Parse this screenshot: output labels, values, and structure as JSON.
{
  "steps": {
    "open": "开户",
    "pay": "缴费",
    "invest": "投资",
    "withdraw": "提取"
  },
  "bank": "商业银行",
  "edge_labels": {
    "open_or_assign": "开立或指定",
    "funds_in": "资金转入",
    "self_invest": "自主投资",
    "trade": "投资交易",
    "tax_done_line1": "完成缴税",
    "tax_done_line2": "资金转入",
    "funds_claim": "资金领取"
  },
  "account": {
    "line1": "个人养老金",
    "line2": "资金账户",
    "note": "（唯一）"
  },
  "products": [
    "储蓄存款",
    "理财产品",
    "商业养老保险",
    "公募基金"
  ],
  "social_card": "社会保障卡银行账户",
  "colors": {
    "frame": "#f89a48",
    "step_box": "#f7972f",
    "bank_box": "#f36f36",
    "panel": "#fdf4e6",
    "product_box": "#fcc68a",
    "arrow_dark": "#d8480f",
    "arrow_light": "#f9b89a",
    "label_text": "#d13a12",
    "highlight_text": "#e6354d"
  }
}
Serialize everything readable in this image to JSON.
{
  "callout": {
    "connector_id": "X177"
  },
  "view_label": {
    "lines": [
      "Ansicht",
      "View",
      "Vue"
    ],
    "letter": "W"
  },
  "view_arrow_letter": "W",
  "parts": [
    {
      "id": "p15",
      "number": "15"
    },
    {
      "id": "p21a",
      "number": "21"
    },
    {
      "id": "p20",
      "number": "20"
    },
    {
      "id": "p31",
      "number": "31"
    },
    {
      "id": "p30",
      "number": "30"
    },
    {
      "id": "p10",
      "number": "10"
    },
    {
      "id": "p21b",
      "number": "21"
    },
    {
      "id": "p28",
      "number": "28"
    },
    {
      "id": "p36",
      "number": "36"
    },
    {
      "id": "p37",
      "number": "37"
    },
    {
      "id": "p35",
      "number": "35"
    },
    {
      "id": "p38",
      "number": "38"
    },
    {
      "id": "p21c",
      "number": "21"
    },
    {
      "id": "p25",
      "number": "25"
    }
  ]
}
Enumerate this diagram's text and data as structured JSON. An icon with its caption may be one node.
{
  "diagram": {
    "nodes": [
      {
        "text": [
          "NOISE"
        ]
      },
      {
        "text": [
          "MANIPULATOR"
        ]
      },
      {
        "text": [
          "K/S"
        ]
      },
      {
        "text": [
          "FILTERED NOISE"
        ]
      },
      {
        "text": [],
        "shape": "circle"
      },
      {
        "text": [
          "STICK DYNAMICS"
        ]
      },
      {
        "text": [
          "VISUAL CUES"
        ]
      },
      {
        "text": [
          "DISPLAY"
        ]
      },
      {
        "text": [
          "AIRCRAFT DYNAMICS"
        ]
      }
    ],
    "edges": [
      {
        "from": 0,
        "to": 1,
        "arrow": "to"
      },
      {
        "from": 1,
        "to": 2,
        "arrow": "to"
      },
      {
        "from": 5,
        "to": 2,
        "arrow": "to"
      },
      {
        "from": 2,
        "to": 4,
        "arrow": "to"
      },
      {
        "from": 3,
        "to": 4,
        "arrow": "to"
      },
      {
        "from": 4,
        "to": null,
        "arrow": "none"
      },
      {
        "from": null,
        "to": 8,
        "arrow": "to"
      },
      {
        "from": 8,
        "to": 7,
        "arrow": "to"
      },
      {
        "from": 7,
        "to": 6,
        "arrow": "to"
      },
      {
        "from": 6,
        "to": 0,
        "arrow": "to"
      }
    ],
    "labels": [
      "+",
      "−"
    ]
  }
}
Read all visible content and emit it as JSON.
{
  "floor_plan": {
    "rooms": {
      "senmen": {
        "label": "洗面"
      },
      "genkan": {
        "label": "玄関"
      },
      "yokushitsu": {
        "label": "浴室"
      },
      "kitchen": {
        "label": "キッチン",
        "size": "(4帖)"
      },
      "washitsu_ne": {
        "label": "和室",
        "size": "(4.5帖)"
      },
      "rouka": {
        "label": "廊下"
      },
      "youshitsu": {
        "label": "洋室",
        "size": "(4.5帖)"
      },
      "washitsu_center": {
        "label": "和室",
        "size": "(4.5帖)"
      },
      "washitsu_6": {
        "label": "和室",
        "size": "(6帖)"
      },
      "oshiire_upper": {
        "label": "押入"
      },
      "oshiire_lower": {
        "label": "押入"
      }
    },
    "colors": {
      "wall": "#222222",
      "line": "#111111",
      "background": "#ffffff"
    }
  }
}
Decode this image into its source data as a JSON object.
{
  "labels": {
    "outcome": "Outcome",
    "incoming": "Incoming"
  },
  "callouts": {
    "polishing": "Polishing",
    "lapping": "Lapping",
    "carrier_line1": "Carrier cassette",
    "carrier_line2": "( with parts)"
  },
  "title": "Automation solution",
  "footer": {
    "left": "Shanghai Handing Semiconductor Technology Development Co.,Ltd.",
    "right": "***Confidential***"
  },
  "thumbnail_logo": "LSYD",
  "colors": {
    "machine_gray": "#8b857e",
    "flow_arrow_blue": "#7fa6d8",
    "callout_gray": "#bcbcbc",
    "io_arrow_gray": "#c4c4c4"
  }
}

++++++++++++++++++++

What is asked: Set down the entries verbatim, leaving none out.

Task output:
Parse this screenshot: output labels, values, and structure as JSON.
{
  "steps": {
    "open": "开户",
    "pay": "缴费",
    "invest": "投资",
    "withdraw": "提取"
  },
  "bank": "商业银行",
  "edge_labels": {
    "open_or_assign": "开立或指定",
    "funds_in": "资金转入",
    "self_invest": "自主投资",
    "trade": "投资交易",
    "tax_done_line1": "完成缴税",
    "tax_done_line2": "资金转入",
    "funds_claim": "资金领取"
  },
  "account": {
    "line1": "个人养老金",
    "line2": "资金账户",
    "note": "（唯一）"
  },
  "products": [
    "储蓄存款",
    "理财产品",
    "商业养老保险",
    "公募基金"
  ],
  "social_card": "社会保障卡银行账户",
  "colors": {
    "frame": "#f89a48",
    "step_box": "#f7972f",
    "bank_box": "#f36f36",
    "panel": "#fdf4e6",
    "product_box": "#fcc68a",
    "arrow_dark": "#d8480f",
    "arrow_light": "#f9b89a",
    "label_text": "#d13a12",
    "highlight_text": "#e6354d"
  }
}
Serialize everything readable in this image to JSON.
{
  "callout": {
    "connector_id": "X177"
  },
  "view_label": {
    "lines": [
      "Ansicht",
      "View",
      "Vue"
    ],
    "letter": "W"
  },
  "view_arrow_letter": "W",
  "parts": [
    {
      "id": "p15",
      "number": "15"
    },
    {
      "id": "p21a",
      "number": "21"
    },
    {
      "id": "p20",
      "number": "20"
    },
    {
      "id": "p31",
      "number": "31"
    },
    {
      "id": "p30",
      "number": "30"
    },
    {
      "id": "p10",
      "number": "10"
    },
    {
      "id": "p21b",
      "number": "21"
    },
    {
      "id": "p28",
      "number": "28"
    },
    {
      "id": "p36",
      "number": "36"
    },
    {
      "id": "p37",
      "number": "37"
    },
    {
      "id": "p35",
      "number": "35"
    },
    {
      "id": "p38",
      "number": "38"
    },
    {
      "id": "p21c",
      "number": "21"
    },
    {
      "id": "p25",
      "number": "25"
    }
  ]
}
Enumerate this diagram's text and data as structured JSON. An icon with its caption may be one node.
{
  "diagram": {
    "nodes": [
      {
        "text": [
          "NOISE"
        ]
      },
      {
        "text": [
          "MANIPULATOR"
        ]
      },
      {
        "text": [
          "K/S"
        ]
      },
      {
        "text": [
          "FILTERED NOISE"
        ]
      },
      {
        "text": [],
        "shape": "circle"
      },
      {
        "text": [
          "STICK DYNAMICS"
        ]
      },
      {
        "text": [
          "VISUAL CUES"
        ]
      },
      {
        "text": [
          "DISPLAY"
        ]
      },
      {
        "text": [
          "AIRCRAFT DYNAMICS"
        ]
      }
    ],
    "edges": [
      {
        "from": 0,
        "to": 1,
        "arrow": "to"
      },
      {
        "from": 1,
        "to": 2,
        "arrow": "to"
      },
      {
        "from": 5,
        "to": 2,
        "arrow": "to"
      },
      {
        "from": 2,
        "to": 4,
        "arrow": "to"
      },
      {
        "from": 3,
        "to": 4,
        "arrow": "to"
      },
      {
        "from": 4,
        "to": null,
        "arrow": "none"
      },
      {
        "from": null,
        "to": 8,
        "arrow": "to"
      },
      {
        "from": 8,
        "to": 7,
        "arrow": "to"
      },
      {
        "from": 7,
        "to": 6,
        "arrow": "to"
      },
      {
        "from": 6,
        "to": 0,
        "arrow": "to"
      }
    ],
    "labels": [
      "+",
      "−"
    ]
  }
}
Read all visible content and emit it as JSON.
{
  "floor_plan": {
    "rooms": {
      "senmen": {
        "label": "洗面"
      },
      "genkan": {
        "label": "玄関"
      },
      "yokushitsu": {
        "label": "浴室"
      },
      "kitchen": {
        "label": "キッチン",
        "size": "(4帖)"
      },
      "washitsu_ne": {
        "label": "和室",
        "size": "(4.5帖)"
      },
      "rouka": {
        "label": "廊下"
      },
      "youshitsu": {
        "label": "洋室",
        "size": "(4.5帖)"
      },
      "washitsu_center": {
        "label": "和室",
        "size": "(4.5帖)"
      },
      "washitsu_6": {
        "label": "和室",
        "size": "(6帖)"
      },
      "oshiire_upper": {
        "label": "押入"
      },
      "oshiire_lower": {
        "label": "押入"
      }
    },
    "colors": {
      "wall": "#222222",
      "line": "#111111",
      "background": "#ffffff"
    }
  }
}
Decode this image into its source data as a JSON object.
{
  "labels": {
    "outcome": "Outcome",
    "incoming": "Incoming"
  },
  "callouts": {
    "polishing": "Polishing",
    "lapping": "Lapping",
    "carrier_line1": "Carrier cassette",
    "carrier_line2": "( with parts)"
  },
  "title": "Automation solution",
  "footer": {
    "left": "Shanghai Handing Semiconductor Technology Development Co.,Ltd.",
    "right": "***Confidential***"
  },
  "thumbnail_logo": "LSYD",
  "colors": {
    "machine_gray": "#8b857e",
    "flow_arrow_blue": "#7fa6d8",
    "callout_gray": "#bcbcbc",
    "io_arrow_gray": "#c4c4c4"
  }
}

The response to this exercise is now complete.